Extracted data entries

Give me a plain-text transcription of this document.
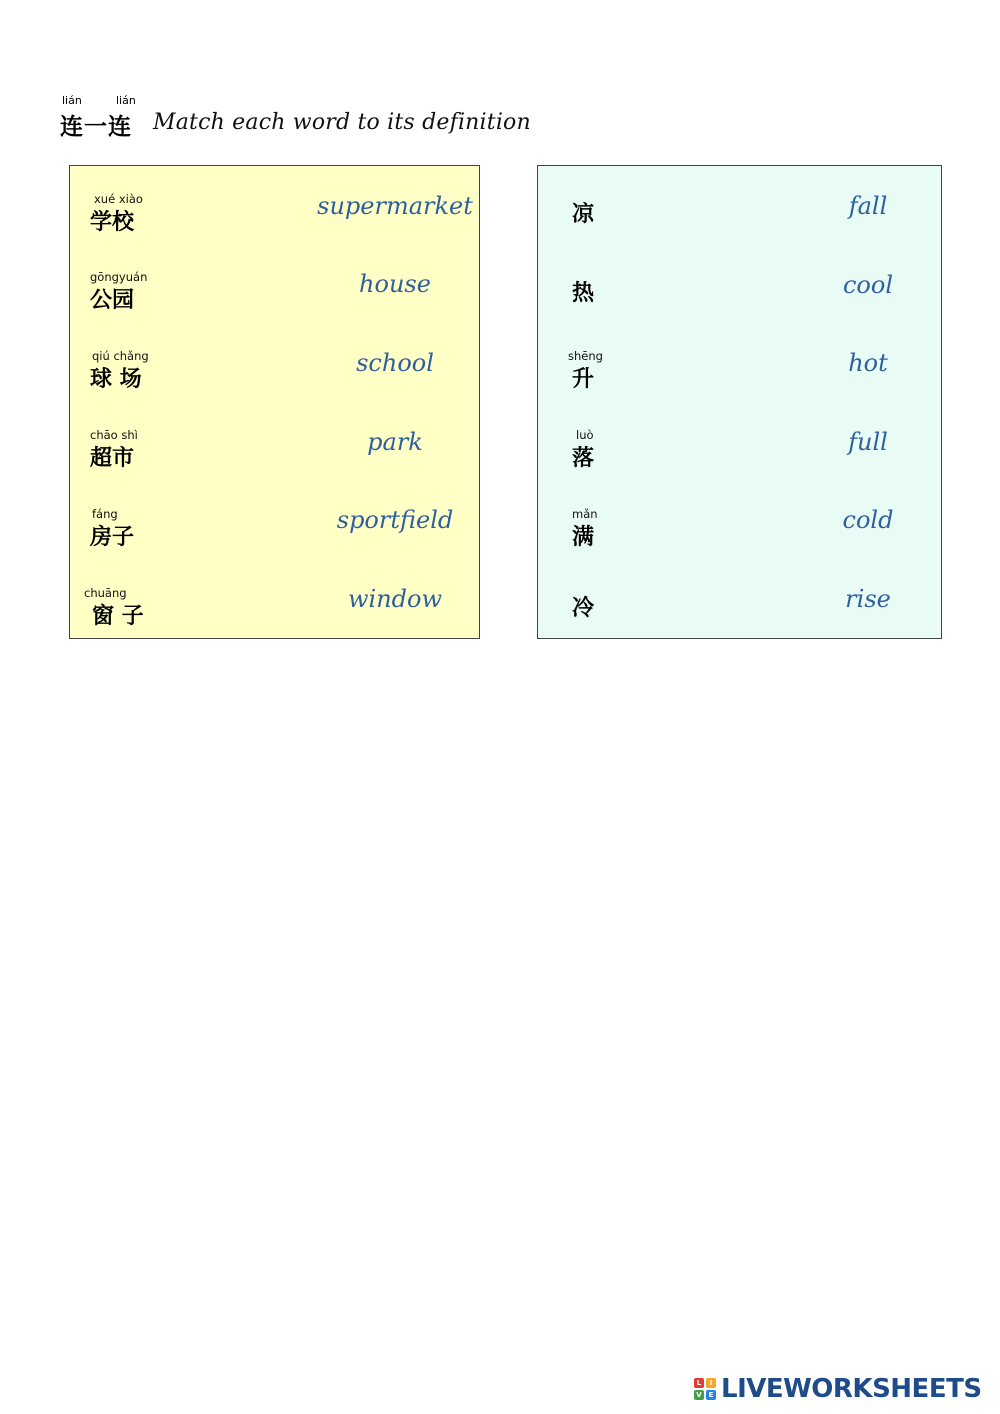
lián	lián
连一连 Match each word to its definition
xué xiào
学校
gōngyuán
公园
qiú chǎng
球 场
chāo shì
超市
fáng
房子
chuāng
窗 子
supermarket
house
school
park
sportfield
window
凉
热
shēng
升
luò
落
mǎn
满
冷
fall
cool
hot
full
cold
rise
L	I
V E LIVEWORKSHEETS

— TASK OBJECTIVE —
Reproduce all of the material above word for word. Omit the pictures.

— RESULT BELOW —
Give me a plain-text transcription of this document.
lián	lián
连一连 Match each word to its definition
xué xiào
学校
gōngyuán
公园
qiú chǎng
球 场
chāo shì
超市
fáng
房子
chuāng
窗 子
supermarket
house
school
park
sportfield
window
凉
热
shēng
升
luò
落
mǎn
满
冷
fall
cool
hot
full
cold
rise
L	I
V E LIVEWORKSHEETS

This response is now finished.